→ **REQUIRED ACTIONS**:
a - Which castles and hotels does the travel account name, leaving aside the fictional Hogwarts?
b - Rewrite the part of the travel account that begins at the words "The day cooled" and stops after "offer broomstick training.", changing "starring role" to "leading role".
c - Continue the travel account of the drive into Scotland from where it stops.
# TEXT PROVIDED start
The day cooled down and got very overcast as we inched our way ever closer to Scotland.  Our last big stop of the day was at Alnwick Castle, one of Britain's most iconic castles. Yes, it's the seat of the Duke of Northumberland, but more importantly, it took the starring role of Hogwarts in the first two Harry Potter films. ;-) Surprisingly, I didn't see much mention of its role in Harry Potter around the grounds - although they do offer broomstick training.  
Alnwick Castle
Alnwick Castle
We finished our drive into Scotland for the night.
Surprise, surprise; we got very, very lost in the British countryside and after backtracking, we turned on the GPS so we could get to our hotel at a reasonable time. Checking in to the Dryburgh Abbey Hotel, the desk attendant took our name and said "oh! We've been trying to get a hold of you." Apparently, there was water damage in the room they had booked for us, but thankfully, they had rebooked us at another hotel in town.
Dryburgh Abbey Hotel
She redirected us to the Buccleuch Arms Hotel, pronounced 'buh-clue' [good thing we asked her to spell it]. Even with her directions, we would have definitely still needed the GPS so we didn't regret having just recently turned it on.  Definitely very quaint - which means small and old, right?
# TEXT PROVIDED end
# RECORD SET start
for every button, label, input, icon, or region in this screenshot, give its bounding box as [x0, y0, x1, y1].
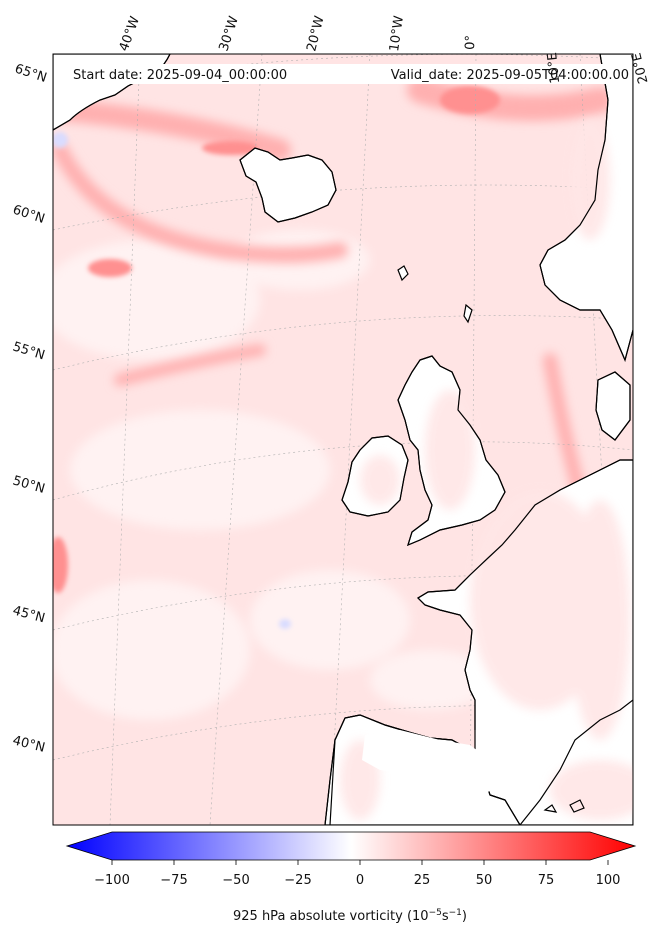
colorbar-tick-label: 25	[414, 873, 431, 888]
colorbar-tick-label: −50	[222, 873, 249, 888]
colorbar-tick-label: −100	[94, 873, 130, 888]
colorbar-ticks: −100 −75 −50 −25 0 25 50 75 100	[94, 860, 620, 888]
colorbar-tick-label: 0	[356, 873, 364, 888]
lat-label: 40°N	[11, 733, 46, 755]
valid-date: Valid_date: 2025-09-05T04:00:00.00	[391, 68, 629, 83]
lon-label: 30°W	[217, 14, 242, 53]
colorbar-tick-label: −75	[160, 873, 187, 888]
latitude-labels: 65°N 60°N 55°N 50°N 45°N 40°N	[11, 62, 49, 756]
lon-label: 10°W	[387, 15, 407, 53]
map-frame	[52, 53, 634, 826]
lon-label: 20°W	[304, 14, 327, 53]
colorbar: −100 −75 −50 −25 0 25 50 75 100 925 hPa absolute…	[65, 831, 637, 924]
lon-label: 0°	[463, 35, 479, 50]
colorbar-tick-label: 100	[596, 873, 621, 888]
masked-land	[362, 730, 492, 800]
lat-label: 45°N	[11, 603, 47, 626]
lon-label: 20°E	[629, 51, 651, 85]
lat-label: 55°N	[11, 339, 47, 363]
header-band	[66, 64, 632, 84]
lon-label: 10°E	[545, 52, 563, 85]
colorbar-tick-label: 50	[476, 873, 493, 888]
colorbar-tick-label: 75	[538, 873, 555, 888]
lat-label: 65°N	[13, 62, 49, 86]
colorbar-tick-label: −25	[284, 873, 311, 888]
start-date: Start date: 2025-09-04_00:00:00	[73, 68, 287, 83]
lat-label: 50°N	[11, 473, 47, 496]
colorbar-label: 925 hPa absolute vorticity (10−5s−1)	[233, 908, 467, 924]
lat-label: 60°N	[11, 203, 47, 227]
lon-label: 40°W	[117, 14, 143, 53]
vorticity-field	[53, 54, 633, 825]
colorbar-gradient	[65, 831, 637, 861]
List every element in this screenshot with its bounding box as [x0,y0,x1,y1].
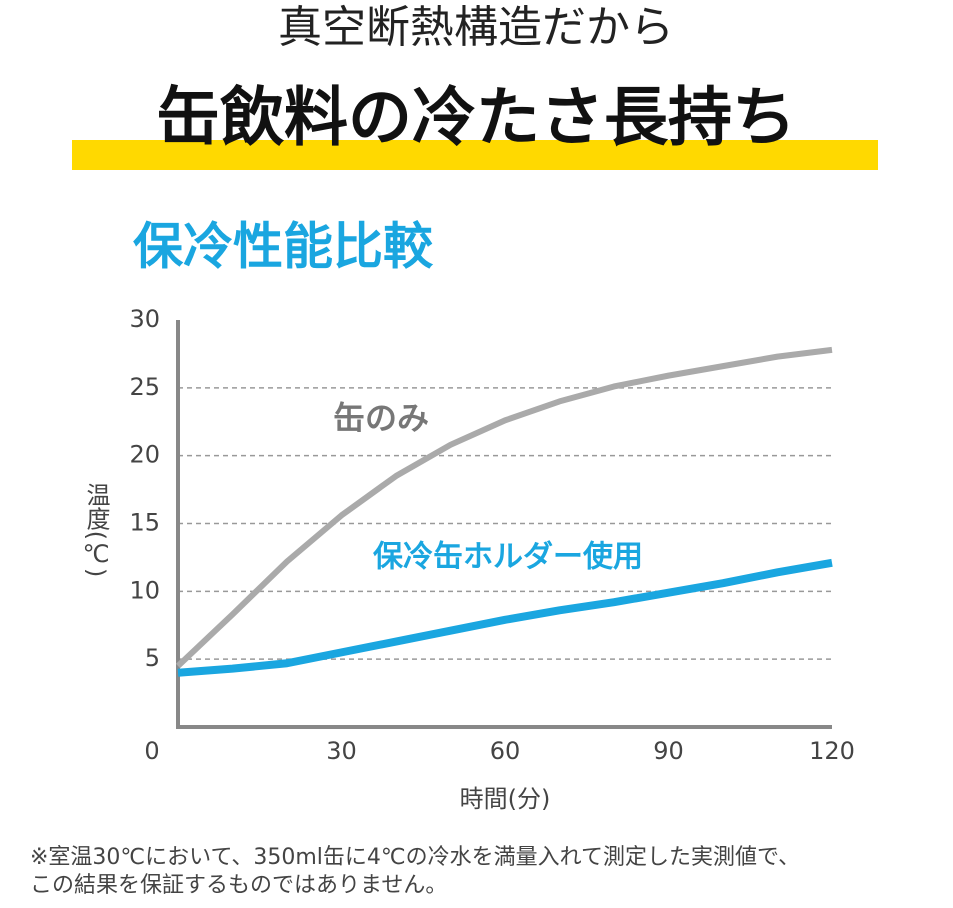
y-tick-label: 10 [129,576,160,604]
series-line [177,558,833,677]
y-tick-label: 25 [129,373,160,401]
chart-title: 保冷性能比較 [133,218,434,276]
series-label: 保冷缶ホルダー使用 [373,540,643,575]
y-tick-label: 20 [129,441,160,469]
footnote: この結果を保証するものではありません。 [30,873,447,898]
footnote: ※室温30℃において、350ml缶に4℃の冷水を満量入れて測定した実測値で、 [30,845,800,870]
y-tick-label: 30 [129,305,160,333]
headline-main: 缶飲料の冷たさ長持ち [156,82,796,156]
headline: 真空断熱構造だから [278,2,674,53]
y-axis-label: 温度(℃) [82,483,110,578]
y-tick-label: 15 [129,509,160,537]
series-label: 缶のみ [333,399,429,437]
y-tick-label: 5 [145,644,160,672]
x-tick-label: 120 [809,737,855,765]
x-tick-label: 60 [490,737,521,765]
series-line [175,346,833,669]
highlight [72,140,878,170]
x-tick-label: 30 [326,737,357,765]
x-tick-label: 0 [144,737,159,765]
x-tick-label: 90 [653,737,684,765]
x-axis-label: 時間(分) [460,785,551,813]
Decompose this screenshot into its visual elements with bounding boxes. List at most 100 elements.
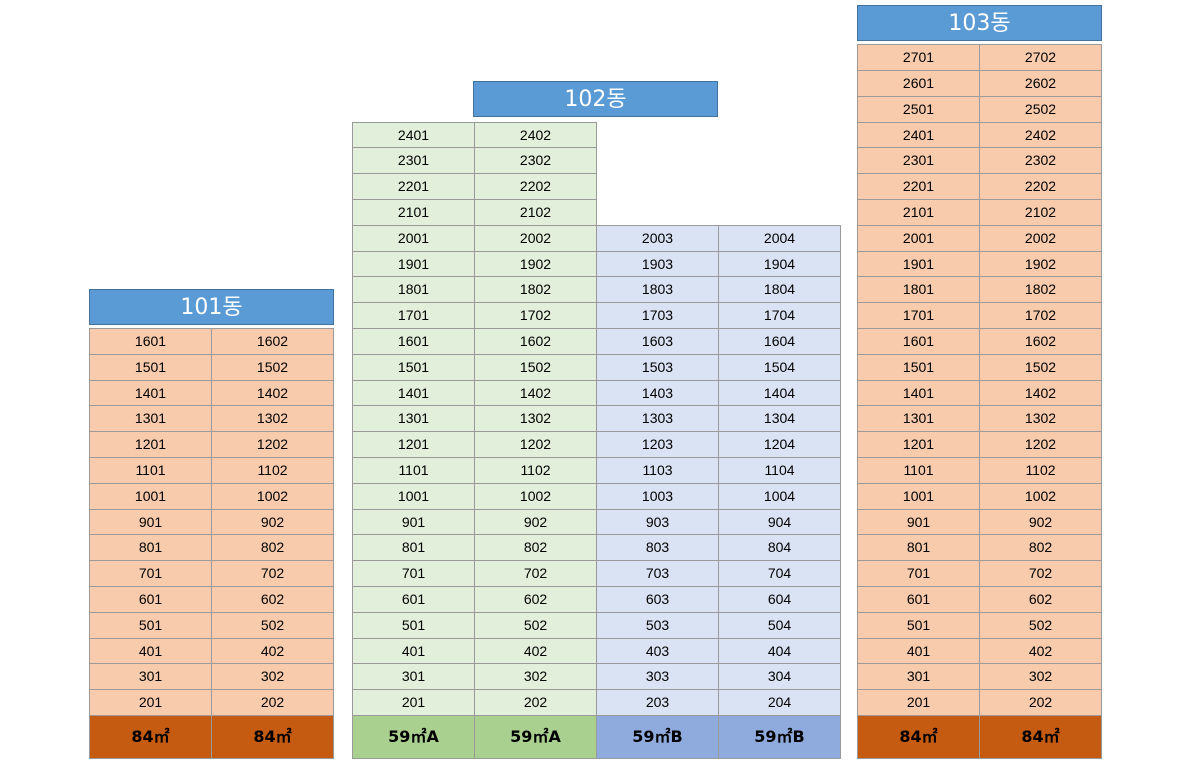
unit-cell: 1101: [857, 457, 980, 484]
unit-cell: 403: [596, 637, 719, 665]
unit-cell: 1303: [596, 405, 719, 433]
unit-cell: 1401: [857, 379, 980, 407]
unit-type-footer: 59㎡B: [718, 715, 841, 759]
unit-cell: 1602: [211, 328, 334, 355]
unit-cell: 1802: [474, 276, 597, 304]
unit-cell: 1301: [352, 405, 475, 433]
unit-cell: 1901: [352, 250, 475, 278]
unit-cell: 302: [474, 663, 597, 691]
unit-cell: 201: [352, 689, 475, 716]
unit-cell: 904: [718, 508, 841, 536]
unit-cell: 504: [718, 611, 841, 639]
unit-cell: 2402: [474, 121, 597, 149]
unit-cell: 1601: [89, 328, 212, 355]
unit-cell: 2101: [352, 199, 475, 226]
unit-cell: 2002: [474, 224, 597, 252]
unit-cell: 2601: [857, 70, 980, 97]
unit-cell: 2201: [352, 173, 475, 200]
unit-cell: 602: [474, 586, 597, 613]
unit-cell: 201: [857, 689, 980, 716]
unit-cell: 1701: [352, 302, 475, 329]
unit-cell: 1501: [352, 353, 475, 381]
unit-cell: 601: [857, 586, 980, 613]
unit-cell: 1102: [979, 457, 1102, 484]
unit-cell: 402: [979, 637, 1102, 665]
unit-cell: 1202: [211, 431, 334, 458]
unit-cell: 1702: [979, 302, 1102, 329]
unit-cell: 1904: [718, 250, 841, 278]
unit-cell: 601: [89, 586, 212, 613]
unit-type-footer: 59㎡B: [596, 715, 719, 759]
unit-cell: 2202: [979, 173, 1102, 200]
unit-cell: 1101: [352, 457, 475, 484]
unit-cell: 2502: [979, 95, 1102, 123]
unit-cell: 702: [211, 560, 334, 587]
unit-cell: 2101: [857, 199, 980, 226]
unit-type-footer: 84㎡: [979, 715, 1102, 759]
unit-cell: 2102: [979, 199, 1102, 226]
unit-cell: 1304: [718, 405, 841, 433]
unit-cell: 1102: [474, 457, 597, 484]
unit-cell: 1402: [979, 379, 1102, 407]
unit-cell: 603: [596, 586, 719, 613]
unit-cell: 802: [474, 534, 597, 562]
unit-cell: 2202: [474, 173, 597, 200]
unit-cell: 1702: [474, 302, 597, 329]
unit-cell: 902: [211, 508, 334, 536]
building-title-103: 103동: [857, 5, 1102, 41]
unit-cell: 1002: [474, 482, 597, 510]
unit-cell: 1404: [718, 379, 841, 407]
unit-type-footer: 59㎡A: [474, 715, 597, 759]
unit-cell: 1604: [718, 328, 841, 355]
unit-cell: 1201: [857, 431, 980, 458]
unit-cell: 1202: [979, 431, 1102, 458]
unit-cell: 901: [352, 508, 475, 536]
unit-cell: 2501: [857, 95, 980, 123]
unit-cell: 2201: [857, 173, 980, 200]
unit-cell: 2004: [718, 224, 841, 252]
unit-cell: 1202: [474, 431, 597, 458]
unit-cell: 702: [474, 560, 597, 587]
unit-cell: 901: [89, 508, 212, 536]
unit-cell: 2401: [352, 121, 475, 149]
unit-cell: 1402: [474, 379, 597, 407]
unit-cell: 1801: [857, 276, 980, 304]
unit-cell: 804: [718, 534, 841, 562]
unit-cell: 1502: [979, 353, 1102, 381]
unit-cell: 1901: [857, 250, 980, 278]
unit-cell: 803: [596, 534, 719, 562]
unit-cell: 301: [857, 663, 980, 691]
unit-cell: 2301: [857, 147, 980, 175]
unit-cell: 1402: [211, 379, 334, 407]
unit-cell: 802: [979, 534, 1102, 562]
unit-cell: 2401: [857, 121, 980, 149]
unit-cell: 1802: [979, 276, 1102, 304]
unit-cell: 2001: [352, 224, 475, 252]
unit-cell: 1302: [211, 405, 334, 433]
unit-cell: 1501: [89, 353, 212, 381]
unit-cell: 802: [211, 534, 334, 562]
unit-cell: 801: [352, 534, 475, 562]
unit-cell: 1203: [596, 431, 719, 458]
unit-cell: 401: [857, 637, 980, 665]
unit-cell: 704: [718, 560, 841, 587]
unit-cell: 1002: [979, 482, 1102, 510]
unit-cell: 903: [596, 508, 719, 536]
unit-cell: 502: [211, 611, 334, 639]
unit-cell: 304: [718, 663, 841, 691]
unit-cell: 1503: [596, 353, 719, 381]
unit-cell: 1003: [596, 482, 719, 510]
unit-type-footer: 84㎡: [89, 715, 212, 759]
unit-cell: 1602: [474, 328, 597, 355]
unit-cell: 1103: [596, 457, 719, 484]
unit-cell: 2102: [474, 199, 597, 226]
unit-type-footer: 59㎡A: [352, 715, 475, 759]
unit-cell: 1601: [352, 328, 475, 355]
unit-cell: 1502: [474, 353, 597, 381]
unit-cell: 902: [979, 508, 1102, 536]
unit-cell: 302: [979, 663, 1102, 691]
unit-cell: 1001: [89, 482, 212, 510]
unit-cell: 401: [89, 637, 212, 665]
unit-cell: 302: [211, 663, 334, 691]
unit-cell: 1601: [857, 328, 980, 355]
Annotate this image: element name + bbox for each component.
# RECORD SET end
→ **OUTPUTS IN ORDER**:
a - Alnwick Castle, Dryburgh Abbey Hotel, Buccleuch Arms Hotel

b -
The day cooled down and got very overcast as we inched our way ever closer to Scotland.  Our last big stop of the day was at Alnwick Castle, one of Britain's most iconic castles. Yes, it's the seat of the Duke of Northumberland, but more importantly, it took the leading role of Hogwarts in the first two Harry Potter films. ;-) Surprisingly, I didn't see much mention of its role in Harry Potter around the grounds - although they do offer broomstick training.

c -
Buccleuch Arms Hotel
We went down to the restaurant, and they were really busy, but we finally managed to get seated in the bar area.  We had a Veggie Coo, a tempura battered black bean and chickpea spiced burger. This thing was huge and definitely filling. We were very hungry, but unfortunately service was reallllly slow here. We probably would've gotten dessert, but we had little interest in sitting there for another half hour.  This was a trend we noticed across the countries we visited - pretty much all of the hotels had a restaurant and usually a decent one at that. I feel like hotel restaurants in the US tend to have either a fairly high-end restaurant or a craptacular one, if they have one at all. But also, restaurant service was much, much slower there than we were used to. We saw several people who had brought books with them for entertainment for the long waits between ordering/receiving food/paying check, etc.